> What you are asked to do: Repeat the entries that follow verbatim, without any of their pictures.

──────────

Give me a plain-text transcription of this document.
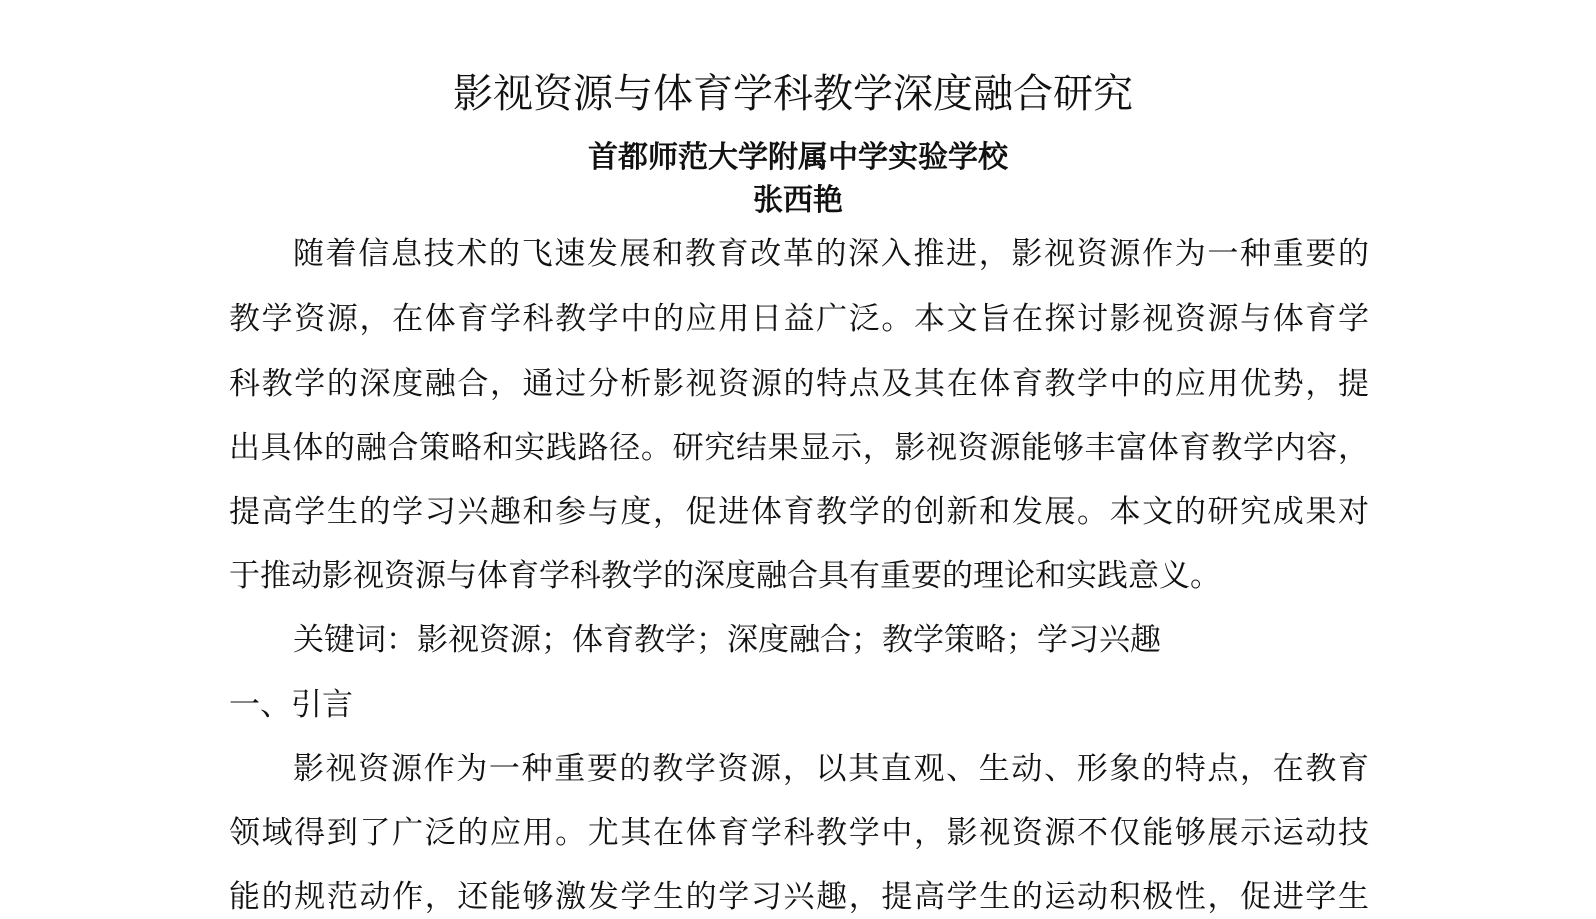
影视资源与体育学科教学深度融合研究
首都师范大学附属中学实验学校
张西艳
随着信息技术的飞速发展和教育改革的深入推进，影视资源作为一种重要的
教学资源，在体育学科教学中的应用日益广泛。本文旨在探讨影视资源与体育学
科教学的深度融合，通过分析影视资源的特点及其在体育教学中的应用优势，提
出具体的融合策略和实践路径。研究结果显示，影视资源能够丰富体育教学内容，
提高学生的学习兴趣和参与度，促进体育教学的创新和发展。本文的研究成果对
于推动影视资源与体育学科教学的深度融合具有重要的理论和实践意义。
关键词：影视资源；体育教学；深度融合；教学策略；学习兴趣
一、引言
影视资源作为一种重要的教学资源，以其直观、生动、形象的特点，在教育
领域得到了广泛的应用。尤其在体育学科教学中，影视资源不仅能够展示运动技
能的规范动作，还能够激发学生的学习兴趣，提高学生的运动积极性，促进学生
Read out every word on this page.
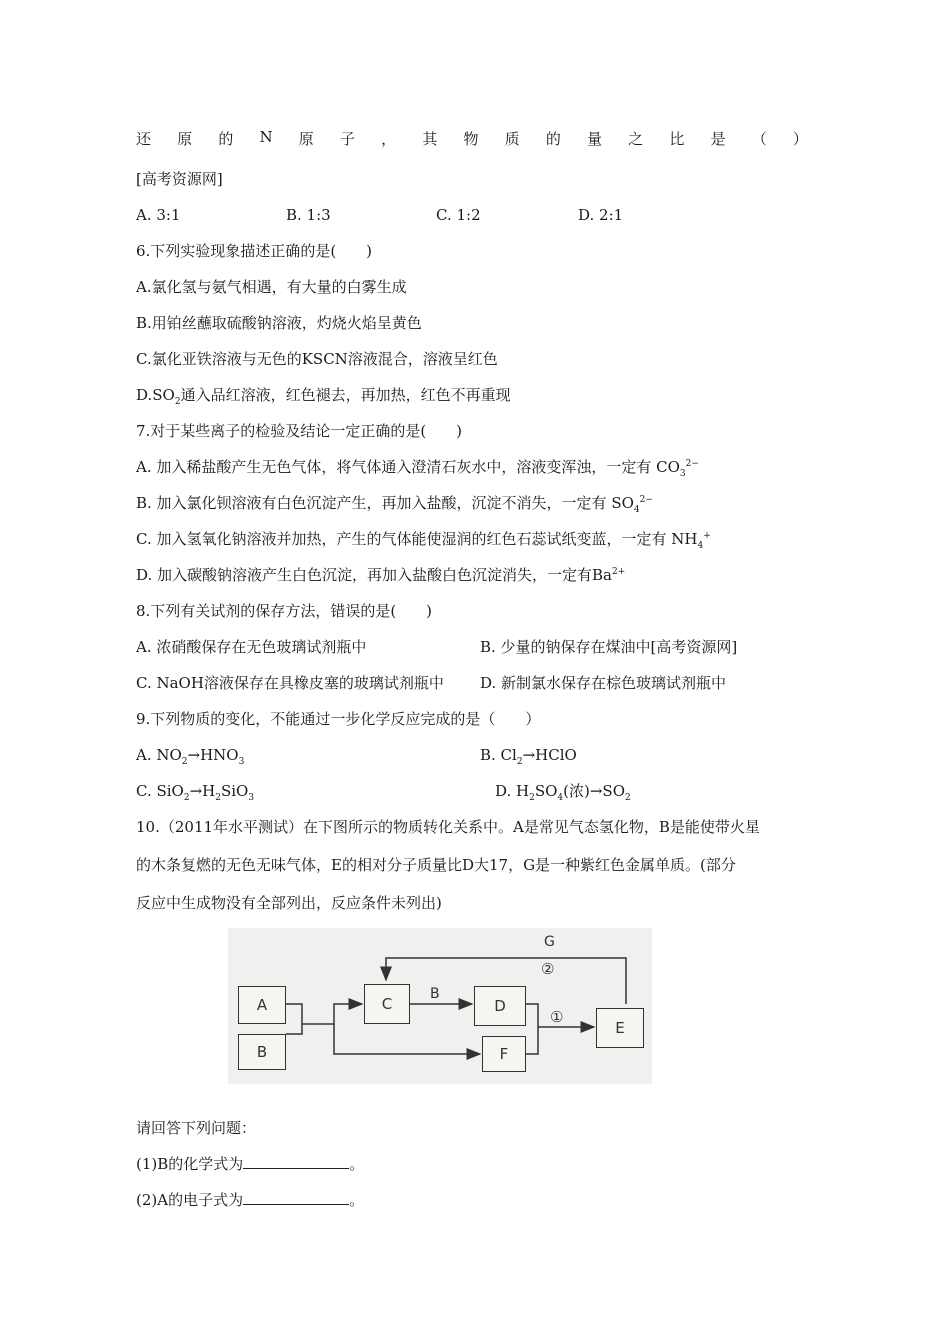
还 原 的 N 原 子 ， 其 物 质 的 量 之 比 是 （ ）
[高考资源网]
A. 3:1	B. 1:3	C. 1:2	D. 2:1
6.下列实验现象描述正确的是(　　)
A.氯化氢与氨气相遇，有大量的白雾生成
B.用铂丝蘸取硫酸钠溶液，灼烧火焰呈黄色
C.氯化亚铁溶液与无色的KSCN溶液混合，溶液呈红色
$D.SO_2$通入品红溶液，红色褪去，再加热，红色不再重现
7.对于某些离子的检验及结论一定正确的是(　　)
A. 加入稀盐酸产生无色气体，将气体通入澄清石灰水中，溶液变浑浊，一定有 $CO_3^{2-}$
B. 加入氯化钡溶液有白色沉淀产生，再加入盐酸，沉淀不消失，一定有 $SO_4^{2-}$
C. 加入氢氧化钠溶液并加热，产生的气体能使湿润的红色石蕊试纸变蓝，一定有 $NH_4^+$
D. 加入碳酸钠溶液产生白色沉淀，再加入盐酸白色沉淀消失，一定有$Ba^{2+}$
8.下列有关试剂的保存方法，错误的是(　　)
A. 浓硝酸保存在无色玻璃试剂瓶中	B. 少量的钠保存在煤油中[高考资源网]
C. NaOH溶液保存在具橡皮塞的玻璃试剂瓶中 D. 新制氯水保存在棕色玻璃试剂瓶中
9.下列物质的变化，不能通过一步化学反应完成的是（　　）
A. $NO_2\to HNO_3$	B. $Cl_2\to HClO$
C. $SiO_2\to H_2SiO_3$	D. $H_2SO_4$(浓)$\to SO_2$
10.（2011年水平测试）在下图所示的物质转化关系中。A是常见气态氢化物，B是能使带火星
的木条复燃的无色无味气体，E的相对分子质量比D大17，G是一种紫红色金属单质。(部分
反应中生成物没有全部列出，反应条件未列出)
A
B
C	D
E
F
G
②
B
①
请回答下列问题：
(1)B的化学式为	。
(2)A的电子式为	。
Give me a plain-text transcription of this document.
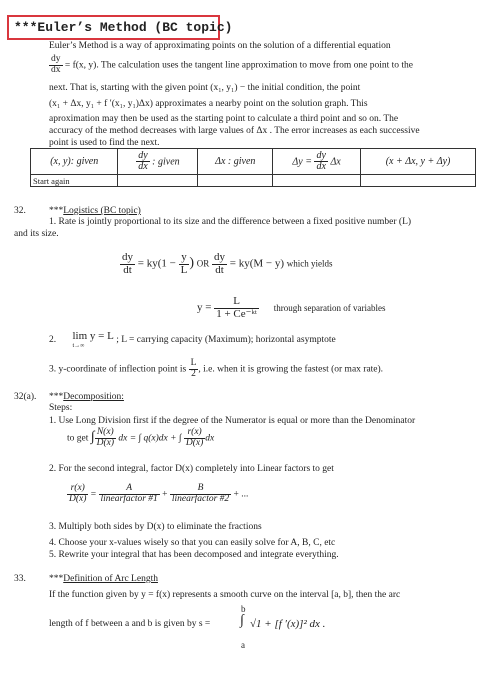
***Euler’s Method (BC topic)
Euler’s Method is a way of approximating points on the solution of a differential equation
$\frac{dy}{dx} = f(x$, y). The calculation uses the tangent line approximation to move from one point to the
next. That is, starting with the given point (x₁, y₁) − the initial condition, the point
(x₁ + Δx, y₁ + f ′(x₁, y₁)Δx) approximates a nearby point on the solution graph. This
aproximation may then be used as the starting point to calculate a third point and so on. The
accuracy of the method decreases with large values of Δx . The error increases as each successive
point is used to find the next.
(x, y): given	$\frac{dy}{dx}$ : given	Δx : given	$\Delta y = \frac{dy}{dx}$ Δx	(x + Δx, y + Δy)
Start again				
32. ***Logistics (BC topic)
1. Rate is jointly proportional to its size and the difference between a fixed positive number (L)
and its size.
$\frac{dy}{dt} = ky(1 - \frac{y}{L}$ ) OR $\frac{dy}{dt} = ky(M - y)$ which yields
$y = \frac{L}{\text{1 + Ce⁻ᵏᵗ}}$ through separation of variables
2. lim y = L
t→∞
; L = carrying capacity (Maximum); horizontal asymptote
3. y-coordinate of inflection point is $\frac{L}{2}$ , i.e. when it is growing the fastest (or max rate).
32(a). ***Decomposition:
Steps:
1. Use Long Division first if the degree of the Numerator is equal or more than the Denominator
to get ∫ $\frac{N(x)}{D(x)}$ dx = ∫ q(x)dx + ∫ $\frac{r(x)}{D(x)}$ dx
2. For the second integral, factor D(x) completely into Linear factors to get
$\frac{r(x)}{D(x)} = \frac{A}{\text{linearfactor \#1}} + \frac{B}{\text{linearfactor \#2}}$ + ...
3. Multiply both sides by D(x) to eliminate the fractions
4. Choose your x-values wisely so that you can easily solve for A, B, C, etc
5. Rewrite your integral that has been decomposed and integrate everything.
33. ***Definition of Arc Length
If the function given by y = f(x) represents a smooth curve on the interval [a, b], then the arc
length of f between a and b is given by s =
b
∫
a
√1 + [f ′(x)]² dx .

──────────

> Exercise answer:
Give me a plain-text transcription of this document.
影视资源与体育学科教学深度融合研究
首都师范大学附属中学实验学校
张西艳
随着信息技术的飞速发展和教育改革的深入推进，影视资源作为一种重要的
教学资源，在体育学科教学中的应用日益广泛。本文旨在探讨影视资源与体育学
科教学的深度融合，通过分析影视资源的特点及其在体育教学中的应用优势，提
出具体的融合策略和实践路径。研究结果显示，影视资源能够丰富体育教学内容，
提高学生的学习兴趣和参与度，促进体育教学的创新和发展。本文的研究成果对
于推动影视资源与体育学科教学的深度融合具有重要的理论和实践意义。
关键词：影视资源；体育教学；深度融合；教学策略；学习兴趣
一、引言
影视资源作为一种重要的教学资源，以其直观、生动、形象的特点，在教育
领域得到了广泛的应用。尤其在体育学科教学中，影视资源不仅能够展示运动技
能的规范动作，还能够激发学生的学习兴趣，提高学生的运动积极性，促进学生
Read out every word on this page.
还 原 的 N 原 子 ， 其 物 质 的 量 之 比 是 （ ）
[高考资源网]
A. 3:1	B. 1:3	C. 1:2	D. 2:1
6.下列实验现象描述正确的是(　　)
A.氯化氢与氨气相遇，有大量的白雾生成
B.用铂丝蘸取硫酸钠溶液，灼烧火焰呈黄色
C.氯化亚铁溶液与无色的KSCN溶液混合，溶液呈红色
$D.SO_2$通入品红溶液，红色褪去，再加热，红色不再重现
7.对于某些离子的检验及结论一定正确的是(　　)
A. 加入稀盐酸产生无色气体，将气体通入澄清石灰水中，溶液变浑浊，一定有 $CO_3^{2-}$
B. 加入氯化钡溶液有白色沉淀产生，再加入盐酸，沉淀不消失，一定有 $SO_4^{2-}$
C. 加入氢氧化钠溶液并加热，产生的气体能使湿润的红色石蕊试纸变蓝，一定有 $NH_4^+$
D. 加入碳酸钠溶液产生白色沉淀，再加入盐酸白色沉淀消失，一定有$Ba^{2+}$
8.下列有关试剂的保存方法，错误的是(　　)
A. 浓硝酸保存在无色玻璃试剂瓶中	B. 少量的钠保存在煤油中[高考资源网]
C. NaOH溶液保存在具橡皮塞的玻璃试剂瓶中 D. 新制氯水保存在棕色玻璃试剂瓶中
9.下列物质的变化，不能通过一步化学反应完成的是（　　）
A. $NO_2\to HNO_3$	B. $Cl_2\to HClO$
C. $SiO_2\to H_2SiO_3$	D. $H_2SO_4$(浓)$\to SO_2$
10.（2011年水平测试）在下图所示的物质转化关系中。A是常见气态氢化物，B是能使带火星
的木条复燃的无色无味气体，E的相对分子质量比D大17，G是一种紫红色金属单质。(部分
反应中生成物没有全部列出，反应条件未列出)
A
B
C	D
E
F
G
②
B
①
请回答下列问题：
(1)B的化学式为	。
(2)A的电子式为	。
Give me a plain-text transcription of this document.
***Euler’s Method (BC topic)
Euler’s Method is a way of approximating points on the solution of a differential equation
$\frac{dy}{dx} = f(x$, y). The calculation uses the tangent line approximation to move from one point to the
next. That is, starting with the given point (x₁, y₁) − the initial condition, the point
(x₁ + Δx, y₁ + f ′(x₁, y₁)Δx) approximates a nearby point on the solution graph. This
aproximation may then be used as the starting point to calculate a third point and so on. The
accuracy of the method decreases with large values of Δx . The error increases as each successive
point is used to find the next.
(x, y): given	$\frac{dy}{dx}$ : given	Δx : given	$\Delta y = \frac{dy}{dx}$ Δx	(x + Δx, y + Δy)
Start again				
32. ***Logistics (BC topic)
1. Rate is jointly proportional to its size and the difference between a fixed positive number (L)
and its size.
$\frac{dy}{dt} = ky(1 - \frac{y}{L}$ ) OR $\frac{dy}{dt} = ky(M - y)$ which yields
$y = \frac{L}{\text{1 + Ce⁻ᵏᵗ}}$ through separation of variables
2. lim y = L
t→∞
; L = carrying capacity (Maximum); horizontal asymptote
3. y-coordinate of inflection point is $\frac{L}{2}$ , i.e. when it is growing the fastest (or max rate).
32(a). ***Decomposition:
Steps:
1. Use Long Division first if the degree of the Numerator is equal or more than the Denominator
to get ∫ $\frac{N(x)}{D(x)}$ dx = ∫ q(x)dx + ∫ $\frac{r(x)}{D(x)}$ dx
2. For the second integral, factor D(x) completely into Linear factors to get
$\frac{r(x)}{D(x)} = \frac{A}{\text{linearfactor \#1}} + \frac{B}{\text{linearfactor \#2}}$ + ...
3. Multiply both sides by D(x) to eliminate the fractions
4. Choose your x-values wisely so that you can easily solve for A, B, C, etc
5. Rewrite your integral that has been decomposed and integrate everything.
33. ***Definition of Arc Length
If the function given by y = f(x) represents a smooth curve on the interval [a, b], then the arc
length of f between a and b is given by s =
b
∫
a
√1 + [f ′(x)]² dx .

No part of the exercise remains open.